§ **PROBLEM**
Look through the material below, count the lines containing the word "America", and state only the count.
-- Start --
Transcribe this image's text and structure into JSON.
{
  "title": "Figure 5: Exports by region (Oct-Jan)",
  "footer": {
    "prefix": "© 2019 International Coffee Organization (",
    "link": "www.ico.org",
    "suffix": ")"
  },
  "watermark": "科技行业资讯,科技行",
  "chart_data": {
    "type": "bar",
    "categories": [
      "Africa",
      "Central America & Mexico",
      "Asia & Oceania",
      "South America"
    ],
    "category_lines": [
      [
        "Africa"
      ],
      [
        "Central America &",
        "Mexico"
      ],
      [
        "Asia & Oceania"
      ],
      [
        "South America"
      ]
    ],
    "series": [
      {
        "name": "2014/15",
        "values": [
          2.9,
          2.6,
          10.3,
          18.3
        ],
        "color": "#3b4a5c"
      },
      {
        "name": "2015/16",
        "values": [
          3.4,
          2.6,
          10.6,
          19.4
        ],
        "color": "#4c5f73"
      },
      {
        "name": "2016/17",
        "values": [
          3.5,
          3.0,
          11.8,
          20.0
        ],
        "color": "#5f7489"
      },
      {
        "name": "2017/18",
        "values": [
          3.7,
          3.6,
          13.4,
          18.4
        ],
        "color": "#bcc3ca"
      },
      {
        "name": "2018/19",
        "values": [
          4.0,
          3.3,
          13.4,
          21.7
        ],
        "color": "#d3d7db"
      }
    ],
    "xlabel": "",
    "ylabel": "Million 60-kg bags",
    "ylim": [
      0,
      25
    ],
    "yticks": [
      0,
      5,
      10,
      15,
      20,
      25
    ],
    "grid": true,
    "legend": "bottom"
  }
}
-- End --
§ **OUTPUT FOR THIS TASK**
4